═════ Given data ═════
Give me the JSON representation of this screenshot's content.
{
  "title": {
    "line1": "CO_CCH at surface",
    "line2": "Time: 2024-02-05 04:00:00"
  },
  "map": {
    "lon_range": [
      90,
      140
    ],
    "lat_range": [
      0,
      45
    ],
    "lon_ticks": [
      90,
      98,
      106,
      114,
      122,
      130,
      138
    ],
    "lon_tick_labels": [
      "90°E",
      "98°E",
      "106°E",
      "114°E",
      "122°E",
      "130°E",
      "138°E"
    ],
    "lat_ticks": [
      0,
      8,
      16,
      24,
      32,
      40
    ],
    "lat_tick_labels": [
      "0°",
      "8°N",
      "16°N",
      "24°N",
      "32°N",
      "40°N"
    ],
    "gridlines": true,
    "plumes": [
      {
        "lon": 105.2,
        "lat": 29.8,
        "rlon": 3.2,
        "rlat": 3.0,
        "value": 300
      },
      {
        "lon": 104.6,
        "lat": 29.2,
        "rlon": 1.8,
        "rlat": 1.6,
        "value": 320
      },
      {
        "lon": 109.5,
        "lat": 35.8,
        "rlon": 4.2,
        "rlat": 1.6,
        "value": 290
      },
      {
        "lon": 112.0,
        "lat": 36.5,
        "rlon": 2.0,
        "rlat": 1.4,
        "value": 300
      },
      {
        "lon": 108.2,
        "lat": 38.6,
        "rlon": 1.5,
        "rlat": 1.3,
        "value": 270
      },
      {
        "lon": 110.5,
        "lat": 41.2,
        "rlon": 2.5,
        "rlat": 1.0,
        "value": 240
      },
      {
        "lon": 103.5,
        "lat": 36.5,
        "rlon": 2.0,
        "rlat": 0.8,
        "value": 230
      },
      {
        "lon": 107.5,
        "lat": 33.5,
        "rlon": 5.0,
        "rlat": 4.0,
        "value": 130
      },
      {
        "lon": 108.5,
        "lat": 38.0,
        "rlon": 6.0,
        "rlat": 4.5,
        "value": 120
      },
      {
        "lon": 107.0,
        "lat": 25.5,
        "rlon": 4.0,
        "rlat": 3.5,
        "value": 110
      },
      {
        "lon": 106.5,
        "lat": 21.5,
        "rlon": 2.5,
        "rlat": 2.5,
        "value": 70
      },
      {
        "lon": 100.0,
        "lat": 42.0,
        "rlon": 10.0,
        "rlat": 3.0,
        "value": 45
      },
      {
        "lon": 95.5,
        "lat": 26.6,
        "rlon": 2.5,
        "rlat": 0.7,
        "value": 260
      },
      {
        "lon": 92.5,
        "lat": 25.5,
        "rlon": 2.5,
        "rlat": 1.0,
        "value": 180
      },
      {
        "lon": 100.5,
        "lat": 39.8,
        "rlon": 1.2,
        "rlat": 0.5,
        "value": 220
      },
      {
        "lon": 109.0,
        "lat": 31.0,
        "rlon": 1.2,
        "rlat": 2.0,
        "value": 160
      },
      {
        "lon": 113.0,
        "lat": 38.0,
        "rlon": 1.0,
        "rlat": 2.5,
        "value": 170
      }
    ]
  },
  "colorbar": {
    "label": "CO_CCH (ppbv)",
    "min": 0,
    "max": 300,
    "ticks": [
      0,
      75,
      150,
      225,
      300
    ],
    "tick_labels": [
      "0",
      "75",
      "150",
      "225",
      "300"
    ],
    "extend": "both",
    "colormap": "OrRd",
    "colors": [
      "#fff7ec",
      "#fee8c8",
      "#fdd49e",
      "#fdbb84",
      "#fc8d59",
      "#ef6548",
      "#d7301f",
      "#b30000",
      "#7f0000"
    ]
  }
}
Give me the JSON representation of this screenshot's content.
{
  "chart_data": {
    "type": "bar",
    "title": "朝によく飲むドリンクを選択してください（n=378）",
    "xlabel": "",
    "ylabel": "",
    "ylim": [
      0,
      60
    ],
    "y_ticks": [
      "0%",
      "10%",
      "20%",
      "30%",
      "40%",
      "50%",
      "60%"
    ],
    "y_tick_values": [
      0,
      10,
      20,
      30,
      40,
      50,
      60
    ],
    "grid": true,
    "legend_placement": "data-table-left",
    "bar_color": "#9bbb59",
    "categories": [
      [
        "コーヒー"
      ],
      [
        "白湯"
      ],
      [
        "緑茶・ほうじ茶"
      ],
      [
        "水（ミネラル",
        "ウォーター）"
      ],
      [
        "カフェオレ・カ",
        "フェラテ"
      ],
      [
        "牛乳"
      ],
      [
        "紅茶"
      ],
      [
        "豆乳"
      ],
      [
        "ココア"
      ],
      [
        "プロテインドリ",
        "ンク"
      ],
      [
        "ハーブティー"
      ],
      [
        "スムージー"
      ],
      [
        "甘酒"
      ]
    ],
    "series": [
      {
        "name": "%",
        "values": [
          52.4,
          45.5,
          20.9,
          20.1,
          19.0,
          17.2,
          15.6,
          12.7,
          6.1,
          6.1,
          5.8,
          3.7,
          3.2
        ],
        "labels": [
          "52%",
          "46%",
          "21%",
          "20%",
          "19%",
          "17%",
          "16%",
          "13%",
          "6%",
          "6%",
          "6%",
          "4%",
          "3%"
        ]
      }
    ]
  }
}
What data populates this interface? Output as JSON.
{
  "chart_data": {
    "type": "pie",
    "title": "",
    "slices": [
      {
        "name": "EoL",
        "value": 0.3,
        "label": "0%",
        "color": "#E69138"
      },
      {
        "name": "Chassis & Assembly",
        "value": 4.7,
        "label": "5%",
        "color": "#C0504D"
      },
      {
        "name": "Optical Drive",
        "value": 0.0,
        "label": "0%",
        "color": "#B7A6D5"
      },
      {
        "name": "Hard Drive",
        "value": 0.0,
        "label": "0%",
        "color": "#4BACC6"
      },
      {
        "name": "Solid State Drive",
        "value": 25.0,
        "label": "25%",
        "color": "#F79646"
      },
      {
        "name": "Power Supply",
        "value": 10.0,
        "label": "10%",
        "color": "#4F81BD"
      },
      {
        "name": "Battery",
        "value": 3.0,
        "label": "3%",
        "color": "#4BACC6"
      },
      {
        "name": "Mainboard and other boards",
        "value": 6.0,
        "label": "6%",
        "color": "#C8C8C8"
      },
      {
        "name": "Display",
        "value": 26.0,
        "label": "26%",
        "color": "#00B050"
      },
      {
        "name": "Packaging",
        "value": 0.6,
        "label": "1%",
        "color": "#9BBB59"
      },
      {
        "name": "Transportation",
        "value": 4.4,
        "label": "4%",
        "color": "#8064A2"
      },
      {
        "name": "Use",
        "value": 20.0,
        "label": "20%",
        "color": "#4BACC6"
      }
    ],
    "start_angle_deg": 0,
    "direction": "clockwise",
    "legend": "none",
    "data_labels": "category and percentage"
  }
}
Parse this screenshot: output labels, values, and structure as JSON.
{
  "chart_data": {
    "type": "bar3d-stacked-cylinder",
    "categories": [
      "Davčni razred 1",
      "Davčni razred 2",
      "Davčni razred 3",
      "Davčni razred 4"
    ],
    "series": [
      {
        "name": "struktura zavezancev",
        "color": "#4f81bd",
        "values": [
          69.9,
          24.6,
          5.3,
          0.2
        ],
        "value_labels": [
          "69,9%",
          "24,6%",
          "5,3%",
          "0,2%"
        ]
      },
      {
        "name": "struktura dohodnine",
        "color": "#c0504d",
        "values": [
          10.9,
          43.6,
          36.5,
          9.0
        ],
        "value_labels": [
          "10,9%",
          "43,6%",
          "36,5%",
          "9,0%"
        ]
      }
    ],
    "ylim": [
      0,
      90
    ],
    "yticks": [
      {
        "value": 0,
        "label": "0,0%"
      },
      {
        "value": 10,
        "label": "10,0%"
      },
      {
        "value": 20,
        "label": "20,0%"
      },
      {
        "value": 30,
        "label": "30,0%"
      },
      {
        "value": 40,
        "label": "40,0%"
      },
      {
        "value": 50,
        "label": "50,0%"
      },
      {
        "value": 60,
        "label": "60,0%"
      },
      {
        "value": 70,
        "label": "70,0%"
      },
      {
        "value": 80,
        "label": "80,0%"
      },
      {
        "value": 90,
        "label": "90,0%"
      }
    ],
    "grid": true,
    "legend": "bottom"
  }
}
═════
- Written request: Only the lines from the one holding "Parse this screenshot: output" through the end of the listing should be given again, exactly and with both ends included.

- Solution for this exercise:
Parse this screenshot: output labels, values, and structure as JSON.
{
  "chart_data": {
    "type": "bar3d-stacked-cylinder",
    "categories": [
      "Davčni razred 1",
      "Davčni razred 2",
      "Davčni razred 3",
      "Davčni razred 4"
    ],
    "series": [
      {
        "name": "struktura zavezancev",
        "color": "#4f81bd",
        "values": [
          69.9,
          24.6,
          5.3,
          0.2
        ],
        "value_labels": [
          "69,9%",
          "24,6%",
          "5,3%",
          "0,2%"
        ]
      },
      {
        "name": "struktura dohodnine",
        "color": "#c0504d",
        "values": [
          10.9,
          43.6,
          36.5,
          9.0
        ],
        "value_labels": [
          "10,9%",
          "43,6%",
          "36,5%",
          "9,0%"
        ]
      }
    ],
    "ylim": [
      0,
      90
    ],
    "yticks": [
      {
        "value": 0,
        "label": "0,0%"
      },
      {
        "value": 10,
        "label": "10,0%"
      },
      {
        "value": 20,
        "label": "20,0%"
      },
      {
        "value": 30,
        "label": "30,0%"
      },
      {
        "value": 40,
        "label": "40,0%"
      },
      {
        "value": 50,
        "label": "50,0%"
      },
      {
        "value": 60,
        "label": "60,0%"
      },
      {
        "value": 70,
        "label": "70,0%"
      },
      {
        "value": 80,
        "label": "80,0%"
      },
      {
        "value": 90,
        "label": "90,0%"
      }
    ],
    "grid": true,
    "legend": "bottom"
  }
}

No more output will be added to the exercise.